— start LISTED ENTRIES —

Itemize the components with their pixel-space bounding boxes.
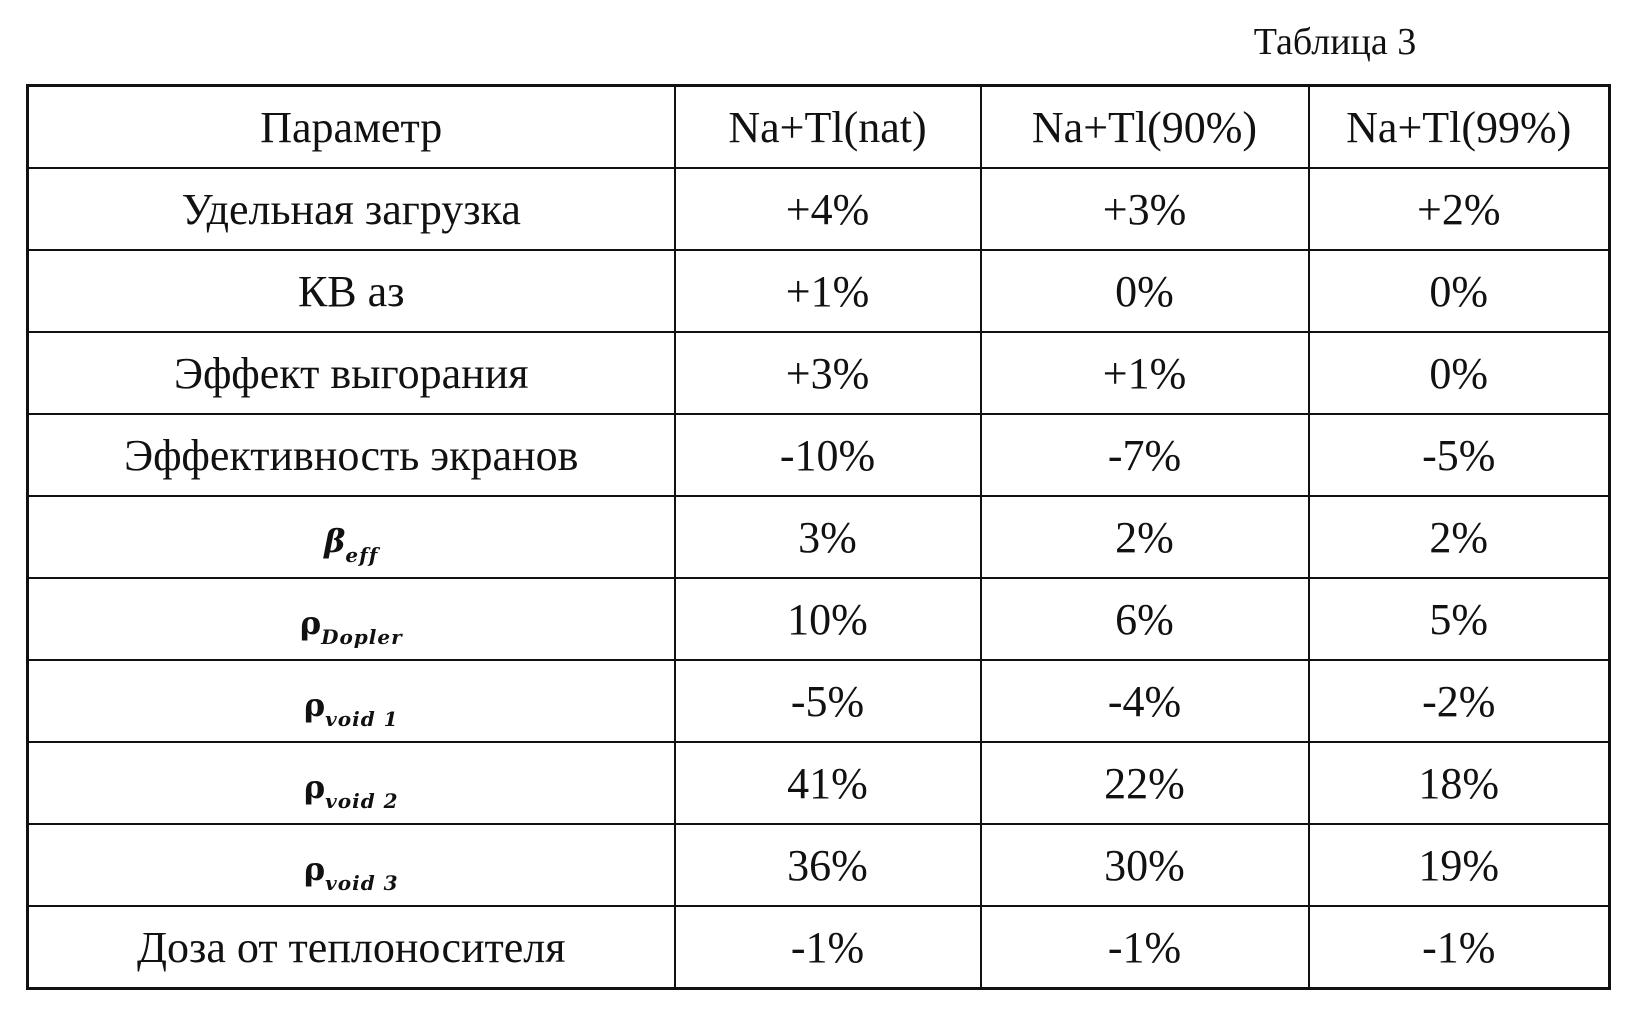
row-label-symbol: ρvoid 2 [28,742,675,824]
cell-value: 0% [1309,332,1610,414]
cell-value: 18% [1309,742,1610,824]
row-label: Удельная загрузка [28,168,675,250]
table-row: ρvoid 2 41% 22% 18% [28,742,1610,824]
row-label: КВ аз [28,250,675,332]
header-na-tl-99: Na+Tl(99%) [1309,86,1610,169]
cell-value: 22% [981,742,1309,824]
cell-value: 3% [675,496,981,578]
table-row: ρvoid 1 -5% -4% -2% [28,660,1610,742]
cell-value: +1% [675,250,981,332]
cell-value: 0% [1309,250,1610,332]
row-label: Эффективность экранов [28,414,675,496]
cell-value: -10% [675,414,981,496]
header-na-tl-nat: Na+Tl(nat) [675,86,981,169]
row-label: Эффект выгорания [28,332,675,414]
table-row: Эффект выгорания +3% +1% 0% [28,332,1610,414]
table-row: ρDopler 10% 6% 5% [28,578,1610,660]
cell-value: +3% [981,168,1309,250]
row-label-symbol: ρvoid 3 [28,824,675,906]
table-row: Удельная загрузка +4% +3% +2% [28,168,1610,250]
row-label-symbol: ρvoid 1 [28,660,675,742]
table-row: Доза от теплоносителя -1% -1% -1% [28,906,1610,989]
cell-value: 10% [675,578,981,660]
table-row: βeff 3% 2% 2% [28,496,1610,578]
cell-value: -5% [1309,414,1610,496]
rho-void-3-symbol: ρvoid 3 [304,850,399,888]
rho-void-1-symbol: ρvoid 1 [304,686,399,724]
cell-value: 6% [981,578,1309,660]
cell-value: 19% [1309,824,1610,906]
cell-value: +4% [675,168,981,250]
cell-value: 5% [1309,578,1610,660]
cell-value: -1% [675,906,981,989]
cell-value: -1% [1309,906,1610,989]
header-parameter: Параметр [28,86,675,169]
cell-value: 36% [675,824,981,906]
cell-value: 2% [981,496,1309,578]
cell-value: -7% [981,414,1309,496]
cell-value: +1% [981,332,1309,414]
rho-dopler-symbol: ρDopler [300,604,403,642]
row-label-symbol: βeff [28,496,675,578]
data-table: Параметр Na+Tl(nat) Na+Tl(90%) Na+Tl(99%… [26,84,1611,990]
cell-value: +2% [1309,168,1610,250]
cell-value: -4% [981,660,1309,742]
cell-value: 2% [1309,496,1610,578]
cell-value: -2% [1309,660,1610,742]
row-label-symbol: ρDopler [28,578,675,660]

— end LISTED ENTRIES —

# [WHAT YOU WILL DO]
Rewrite every line from the one containing "row-label-symbol: ρvoid 2 [28,742,675,824]" down to the end of the lines, renaming "cell-value" to "data-cell" and leaving everything else unchanged.

# [THE SOLUTION]
row-label-symbol: ρvoid 2 [28,742,675,824]
data-cell: 0% [1309,332,1610,414]
data-cell: 18% [1309,742,1610,824]
row-label: Удельная загрузка [28,168,675,250]
table-row: ρvoid 2 41% 22% 18% [28,742,1610,824]
row-label: КВ аз [28,250,675,332]
header-na-tl-99: Na+Tl(99%) [1309,86,1610,169]
data-cell: 22% [981,742,1309,824]
data-cell: 3% [675,496,981,578]
table-row: ρvoid 1 -5% -4% -2% [28,660,1610,742]
data-cell: +1% [675,250,981,332]
data-cell: 0% [1309,250,1610,332]
row-label: Эффективность экранов [28,414,675,496]
data-cell: -10% [675,414,981,496]
header-na-tl-nat: Na+Tl(nat) [675,86,981,169]
row-label: Эффект выгорания [28,332,675,414]
table-row: Эффект выгорания +3% +1% 0% [28,332,1610,414]
table-row: ρDopler 10% 6% 5% [28,578,1610,660]
data-cell: +3% [981,168,1309,250]
row-label-symbol: ρvoid 3 [28,824,675,906]
table-row: Удельная загрузка +4% +3% +2% [28,168,1610,250]
row-label-symbol: ρvoid 1 [28,660,675,742]
table-row: Доза от теплоносителя -1% -1% -1% [28,906,1610,989]
data-cell: 10% [675,578,981,660]
table-row: βeff 3% 2% 2% [28,496,1610,578]
data-cell: -5% [1309,414,1610,496]
rho-void-3-symbol: ρvoid 3 [304,850,399,888]
rho-void-1-symbol: ρvoid 1 [304,686,399,724]
data-cell: 6% [981,578,1309,660]
data-cell: 19% [1309,824,1610,906]
data-cell: +4% [675,168,981,250]
data-cell: 5% [1309,578,1610,660]
data-cell: -1% [675,906,981,989]
data-cell: -1% [1309,906,1610,989]
header-parameter: Параметр [28,86,675,169]
data-cell: 36% [675,824,981,906]
data-cell: 2% [981,496,1309,578]
data-cell: -7% [981,414,1309,496]
data-cell: +1% [981,332,1309,414]
rho-dopler-symbol: ρDopler [300,604,403,642]
row-label-symbol: βeff [28,496,675,578]
data-table: Параметр Na+Tl(nat) Na+Tl(90%) Na+Tl(99%… [26,84,1611,990]
data-cell: +2% [1309,168,1610,250]
data-cell: -4% [981,660,1309,742]
data-cell: 2% [1309,496,1610,578]
data-cell: -2% [1309,660,1610,742]
row-label-symbol: ρDopler [28,578,675,660]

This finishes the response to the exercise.